● **YOUR GOAL**
Look for the word "title" in the entries below, then copy every line that has it.
□ □ □
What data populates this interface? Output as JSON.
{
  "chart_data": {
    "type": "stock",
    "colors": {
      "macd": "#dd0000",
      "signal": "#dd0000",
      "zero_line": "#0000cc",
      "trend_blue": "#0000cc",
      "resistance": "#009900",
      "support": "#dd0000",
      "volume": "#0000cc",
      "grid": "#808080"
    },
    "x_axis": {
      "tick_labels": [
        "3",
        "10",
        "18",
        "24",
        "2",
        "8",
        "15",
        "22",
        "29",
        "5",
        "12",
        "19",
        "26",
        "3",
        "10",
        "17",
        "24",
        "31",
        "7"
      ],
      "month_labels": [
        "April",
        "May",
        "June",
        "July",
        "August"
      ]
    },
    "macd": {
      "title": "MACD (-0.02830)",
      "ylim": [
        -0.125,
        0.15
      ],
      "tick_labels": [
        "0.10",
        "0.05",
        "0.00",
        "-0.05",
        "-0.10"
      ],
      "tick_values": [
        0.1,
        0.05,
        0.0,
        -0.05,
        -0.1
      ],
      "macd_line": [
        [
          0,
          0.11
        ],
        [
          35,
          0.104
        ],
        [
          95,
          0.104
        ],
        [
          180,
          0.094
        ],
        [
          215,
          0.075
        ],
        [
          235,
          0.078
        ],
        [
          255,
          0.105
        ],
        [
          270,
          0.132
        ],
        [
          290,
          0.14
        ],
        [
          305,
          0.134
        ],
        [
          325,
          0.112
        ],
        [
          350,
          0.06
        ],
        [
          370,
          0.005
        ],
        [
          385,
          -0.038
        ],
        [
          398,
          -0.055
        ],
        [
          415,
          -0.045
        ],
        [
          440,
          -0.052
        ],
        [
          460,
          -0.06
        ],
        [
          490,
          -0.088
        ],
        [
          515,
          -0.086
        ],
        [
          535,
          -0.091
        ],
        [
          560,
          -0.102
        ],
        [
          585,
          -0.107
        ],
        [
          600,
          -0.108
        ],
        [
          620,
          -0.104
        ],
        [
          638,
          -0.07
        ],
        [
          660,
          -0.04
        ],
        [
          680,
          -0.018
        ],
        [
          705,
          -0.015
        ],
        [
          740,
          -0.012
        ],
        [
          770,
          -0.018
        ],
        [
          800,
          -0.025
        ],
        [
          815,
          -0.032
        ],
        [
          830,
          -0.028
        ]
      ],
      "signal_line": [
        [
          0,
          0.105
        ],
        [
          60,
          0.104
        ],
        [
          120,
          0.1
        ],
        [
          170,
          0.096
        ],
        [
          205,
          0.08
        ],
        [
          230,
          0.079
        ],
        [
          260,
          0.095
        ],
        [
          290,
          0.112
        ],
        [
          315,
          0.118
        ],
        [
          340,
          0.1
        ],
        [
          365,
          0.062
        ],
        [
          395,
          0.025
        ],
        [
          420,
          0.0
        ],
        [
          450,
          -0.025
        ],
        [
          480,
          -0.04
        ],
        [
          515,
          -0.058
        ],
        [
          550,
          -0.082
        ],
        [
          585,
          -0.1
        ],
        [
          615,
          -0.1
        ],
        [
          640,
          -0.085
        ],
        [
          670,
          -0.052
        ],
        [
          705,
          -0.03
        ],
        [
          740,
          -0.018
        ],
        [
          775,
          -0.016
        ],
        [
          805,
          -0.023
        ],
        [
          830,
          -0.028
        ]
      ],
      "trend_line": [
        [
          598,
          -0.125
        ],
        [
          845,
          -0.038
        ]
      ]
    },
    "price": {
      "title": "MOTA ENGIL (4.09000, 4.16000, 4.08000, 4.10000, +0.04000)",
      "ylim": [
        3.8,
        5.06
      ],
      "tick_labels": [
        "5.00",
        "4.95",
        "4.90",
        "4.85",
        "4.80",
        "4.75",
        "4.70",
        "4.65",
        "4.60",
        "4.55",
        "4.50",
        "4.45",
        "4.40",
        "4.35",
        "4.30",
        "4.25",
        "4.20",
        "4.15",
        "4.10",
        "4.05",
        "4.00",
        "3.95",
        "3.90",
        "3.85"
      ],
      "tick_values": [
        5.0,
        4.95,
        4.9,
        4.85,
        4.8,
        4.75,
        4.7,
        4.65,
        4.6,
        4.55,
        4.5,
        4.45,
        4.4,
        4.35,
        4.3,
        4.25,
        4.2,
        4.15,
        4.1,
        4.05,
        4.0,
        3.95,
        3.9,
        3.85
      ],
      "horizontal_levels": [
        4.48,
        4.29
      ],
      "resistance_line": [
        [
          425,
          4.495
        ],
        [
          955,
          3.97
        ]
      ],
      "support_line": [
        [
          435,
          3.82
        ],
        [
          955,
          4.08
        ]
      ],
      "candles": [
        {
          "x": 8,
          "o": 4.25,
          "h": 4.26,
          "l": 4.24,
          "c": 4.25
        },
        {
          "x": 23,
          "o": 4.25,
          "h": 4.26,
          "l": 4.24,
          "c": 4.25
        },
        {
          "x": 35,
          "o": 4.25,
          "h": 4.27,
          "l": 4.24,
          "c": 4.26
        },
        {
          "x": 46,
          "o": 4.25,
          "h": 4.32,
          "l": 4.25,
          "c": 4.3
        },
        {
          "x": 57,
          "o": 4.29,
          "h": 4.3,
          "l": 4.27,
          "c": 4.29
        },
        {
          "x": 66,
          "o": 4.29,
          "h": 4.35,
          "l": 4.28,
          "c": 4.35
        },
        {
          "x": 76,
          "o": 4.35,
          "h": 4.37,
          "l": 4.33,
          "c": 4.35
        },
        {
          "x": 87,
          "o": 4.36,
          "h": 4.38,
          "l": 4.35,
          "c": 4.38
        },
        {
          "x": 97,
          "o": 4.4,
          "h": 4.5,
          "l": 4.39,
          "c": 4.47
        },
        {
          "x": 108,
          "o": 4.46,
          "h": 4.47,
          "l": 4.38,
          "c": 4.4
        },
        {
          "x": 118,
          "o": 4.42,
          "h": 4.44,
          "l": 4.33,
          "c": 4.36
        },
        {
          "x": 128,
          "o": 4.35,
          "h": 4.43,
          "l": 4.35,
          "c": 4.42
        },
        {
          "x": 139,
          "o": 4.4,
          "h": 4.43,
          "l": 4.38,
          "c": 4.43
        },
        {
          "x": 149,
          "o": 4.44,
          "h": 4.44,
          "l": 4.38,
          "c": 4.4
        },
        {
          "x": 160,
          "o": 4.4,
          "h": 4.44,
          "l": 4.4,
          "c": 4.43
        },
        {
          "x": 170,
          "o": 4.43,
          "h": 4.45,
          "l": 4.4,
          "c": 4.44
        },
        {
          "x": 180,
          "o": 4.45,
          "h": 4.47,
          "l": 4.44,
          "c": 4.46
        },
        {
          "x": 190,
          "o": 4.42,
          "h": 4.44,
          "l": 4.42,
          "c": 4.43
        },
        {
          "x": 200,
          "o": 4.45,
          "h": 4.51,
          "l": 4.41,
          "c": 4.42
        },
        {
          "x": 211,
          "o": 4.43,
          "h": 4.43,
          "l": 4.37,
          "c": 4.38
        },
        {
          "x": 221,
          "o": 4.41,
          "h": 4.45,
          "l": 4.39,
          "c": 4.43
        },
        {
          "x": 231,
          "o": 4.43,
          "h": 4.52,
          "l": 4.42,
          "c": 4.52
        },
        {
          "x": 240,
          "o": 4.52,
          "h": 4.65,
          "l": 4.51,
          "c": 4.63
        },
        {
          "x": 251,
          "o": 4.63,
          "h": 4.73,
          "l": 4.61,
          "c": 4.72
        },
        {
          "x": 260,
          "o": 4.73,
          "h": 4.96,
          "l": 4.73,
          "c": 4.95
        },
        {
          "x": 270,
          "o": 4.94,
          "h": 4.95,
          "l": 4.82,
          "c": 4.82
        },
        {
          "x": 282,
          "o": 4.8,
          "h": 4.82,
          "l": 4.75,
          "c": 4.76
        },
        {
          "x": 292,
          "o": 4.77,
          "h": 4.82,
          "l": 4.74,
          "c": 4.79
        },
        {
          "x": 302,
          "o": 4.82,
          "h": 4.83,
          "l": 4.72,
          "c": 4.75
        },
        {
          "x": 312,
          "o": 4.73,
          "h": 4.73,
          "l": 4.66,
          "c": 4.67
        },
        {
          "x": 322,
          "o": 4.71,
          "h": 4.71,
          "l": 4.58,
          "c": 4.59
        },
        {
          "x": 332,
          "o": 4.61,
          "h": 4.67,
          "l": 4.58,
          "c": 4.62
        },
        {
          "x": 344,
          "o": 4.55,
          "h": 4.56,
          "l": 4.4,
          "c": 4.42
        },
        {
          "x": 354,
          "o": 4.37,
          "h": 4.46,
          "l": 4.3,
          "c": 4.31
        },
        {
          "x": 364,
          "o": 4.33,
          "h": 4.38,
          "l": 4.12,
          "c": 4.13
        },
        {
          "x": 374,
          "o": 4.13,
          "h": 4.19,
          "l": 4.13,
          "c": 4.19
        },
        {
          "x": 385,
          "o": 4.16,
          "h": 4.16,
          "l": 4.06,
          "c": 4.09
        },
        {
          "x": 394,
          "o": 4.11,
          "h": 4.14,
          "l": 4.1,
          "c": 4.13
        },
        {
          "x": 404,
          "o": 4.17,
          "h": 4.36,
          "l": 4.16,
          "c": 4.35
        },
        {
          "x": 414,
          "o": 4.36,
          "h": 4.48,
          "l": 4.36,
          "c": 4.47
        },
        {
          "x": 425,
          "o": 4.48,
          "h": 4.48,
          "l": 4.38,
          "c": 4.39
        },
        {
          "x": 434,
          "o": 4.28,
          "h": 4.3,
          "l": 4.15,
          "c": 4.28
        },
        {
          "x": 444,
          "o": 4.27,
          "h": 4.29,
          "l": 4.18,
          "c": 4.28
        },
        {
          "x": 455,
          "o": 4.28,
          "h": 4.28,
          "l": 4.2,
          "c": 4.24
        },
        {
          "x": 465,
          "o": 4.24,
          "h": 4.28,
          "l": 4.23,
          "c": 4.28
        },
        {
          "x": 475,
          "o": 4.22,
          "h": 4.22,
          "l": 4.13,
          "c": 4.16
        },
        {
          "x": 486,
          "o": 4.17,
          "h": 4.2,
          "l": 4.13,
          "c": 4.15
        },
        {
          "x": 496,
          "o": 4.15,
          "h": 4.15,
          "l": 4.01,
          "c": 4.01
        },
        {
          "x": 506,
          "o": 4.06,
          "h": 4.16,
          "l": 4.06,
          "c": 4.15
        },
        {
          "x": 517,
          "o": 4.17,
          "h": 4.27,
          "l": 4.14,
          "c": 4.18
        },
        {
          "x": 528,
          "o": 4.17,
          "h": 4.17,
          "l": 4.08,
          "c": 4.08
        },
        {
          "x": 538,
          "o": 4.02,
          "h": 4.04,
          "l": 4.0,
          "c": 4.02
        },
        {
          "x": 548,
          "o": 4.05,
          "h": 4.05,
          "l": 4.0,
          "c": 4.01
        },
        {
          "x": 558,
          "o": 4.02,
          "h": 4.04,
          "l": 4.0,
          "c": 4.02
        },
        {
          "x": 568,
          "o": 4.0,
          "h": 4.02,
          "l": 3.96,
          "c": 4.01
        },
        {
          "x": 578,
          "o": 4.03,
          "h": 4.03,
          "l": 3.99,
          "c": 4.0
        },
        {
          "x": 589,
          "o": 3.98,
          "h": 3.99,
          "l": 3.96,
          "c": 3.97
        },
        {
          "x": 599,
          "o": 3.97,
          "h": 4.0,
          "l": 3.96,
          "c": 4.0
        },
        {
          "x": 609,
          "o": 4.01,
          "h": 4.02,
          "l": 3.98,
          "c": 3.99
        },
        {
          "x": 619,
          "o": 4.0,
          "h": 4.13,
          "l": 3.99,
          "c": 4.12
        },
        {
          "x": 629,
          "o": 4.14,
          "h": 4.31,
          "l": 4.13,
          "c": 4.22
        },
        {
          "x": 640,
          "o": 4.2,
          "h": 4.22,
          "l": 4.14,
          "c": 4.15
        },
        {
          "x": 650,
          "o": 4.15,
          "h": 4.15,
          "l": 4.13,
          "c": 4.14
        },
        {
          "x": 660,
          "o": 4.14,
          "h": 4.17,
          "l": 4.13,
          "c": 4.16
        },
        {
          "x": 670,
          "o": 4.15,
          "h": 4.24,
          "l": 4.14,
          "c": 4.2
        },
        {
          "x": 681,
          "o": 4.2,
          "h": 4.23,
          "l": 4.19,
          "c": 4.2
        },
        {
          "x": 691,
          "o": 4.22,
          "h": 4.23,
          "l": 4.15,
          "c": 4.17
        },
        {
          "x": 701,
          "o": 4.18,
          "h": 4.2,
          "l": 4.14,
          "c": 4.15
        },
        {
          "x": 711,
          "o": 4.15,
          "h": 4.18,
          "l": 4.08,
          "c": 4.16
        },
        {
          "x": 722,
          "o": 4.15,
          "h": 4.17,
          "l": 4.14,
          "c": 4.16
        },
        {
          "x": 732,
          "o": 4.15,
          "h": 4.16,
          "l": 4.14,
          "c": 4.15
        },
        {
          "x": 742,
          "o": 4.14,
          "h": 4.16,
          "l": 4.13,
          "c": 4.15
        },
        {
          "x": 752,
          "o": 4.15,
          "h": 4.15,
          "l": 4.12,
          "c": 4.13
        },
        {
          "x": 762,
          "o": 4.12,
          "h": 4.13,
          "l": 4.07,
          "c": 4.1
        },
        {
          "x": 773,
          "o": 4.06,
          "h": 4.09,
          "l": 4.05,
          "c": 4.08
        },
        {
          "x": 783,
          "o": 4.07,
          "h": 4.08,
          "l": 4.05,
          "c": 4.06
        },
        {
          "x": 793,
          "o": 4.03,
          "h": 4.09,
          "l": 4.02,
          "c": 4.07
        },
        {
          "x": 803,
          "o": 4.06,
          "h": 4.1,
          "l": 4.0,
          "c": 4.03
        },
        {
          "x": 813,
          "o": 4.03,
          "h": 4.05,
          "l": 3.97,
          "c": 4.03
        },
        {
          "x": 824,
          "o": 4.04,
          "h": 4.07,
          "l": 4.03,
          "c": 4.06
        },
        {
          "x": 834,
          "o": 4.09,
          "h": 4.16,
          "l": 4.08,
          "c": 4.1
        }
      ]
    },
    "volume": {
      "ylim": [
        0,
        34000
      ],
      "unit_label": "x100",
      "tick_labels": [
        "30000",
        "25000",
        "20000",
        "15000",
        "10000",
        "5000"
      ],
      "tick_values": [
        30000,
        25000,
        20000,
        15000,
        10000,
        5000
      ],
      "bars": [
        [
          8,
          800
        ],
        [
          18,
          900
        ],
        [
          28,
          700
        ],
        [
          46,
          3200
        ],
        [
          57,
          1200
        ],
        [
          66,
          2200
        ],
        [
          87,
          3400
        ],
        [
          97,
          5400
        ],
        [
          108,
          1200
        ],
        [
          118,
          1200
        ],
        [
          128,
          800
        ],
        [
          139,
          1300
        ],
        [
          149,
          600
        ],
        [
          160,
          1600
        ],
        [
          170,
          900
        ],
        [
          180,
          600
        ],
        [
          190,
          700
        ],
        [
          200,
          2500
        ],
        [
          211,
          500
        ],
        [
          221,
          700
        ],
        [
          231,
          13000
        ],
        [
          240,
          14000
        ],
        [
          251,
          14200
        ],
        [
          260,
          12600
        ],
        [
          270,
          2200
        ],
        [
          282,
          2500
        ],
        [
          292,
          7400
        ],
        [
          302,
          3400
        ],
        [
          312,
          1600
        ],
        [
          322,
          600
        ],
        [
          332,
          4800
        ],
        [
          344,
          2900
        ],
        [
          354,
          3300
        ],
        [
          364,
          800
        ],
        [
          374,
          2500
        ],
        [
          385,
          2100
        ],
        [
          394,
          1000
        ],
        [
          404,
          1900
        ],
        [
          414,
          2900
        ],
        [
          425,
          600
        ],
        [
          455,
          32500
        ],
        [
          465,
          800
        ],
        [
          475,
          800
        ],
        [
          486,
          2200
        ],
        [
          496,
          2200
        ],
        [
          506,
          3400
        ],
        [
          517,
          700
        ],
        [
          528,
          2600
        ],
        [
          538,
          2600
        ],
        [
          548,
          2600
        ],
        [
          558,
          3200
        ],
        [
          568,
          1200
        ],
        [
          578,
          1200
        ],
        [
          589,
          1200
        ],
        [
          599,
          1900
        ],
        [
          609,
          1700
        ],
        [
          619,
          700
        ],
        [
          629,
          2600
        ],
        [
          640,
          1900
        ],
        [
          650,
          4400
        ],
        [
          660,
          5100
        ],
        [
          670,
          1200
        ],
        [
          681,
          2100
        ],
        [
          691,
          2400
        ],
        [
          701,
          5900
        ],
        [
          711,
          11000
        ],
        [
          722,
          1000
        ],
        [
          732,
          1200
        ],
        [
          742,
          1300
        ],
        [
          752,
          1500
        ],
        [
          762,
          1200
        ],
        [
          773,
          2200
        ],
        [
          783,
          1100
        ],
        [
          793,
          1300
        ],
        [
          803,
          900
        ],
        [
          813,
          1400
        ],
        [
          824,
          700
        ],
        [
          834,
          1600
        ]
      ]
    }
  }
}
□ □ □
● **ANSWER IN FULL**
      "title": "MACD (-0.02830)",
      "title": "MOTA ENGIL (4.09000, 4.16000, 4.08000, 4.10000, +0.04000)",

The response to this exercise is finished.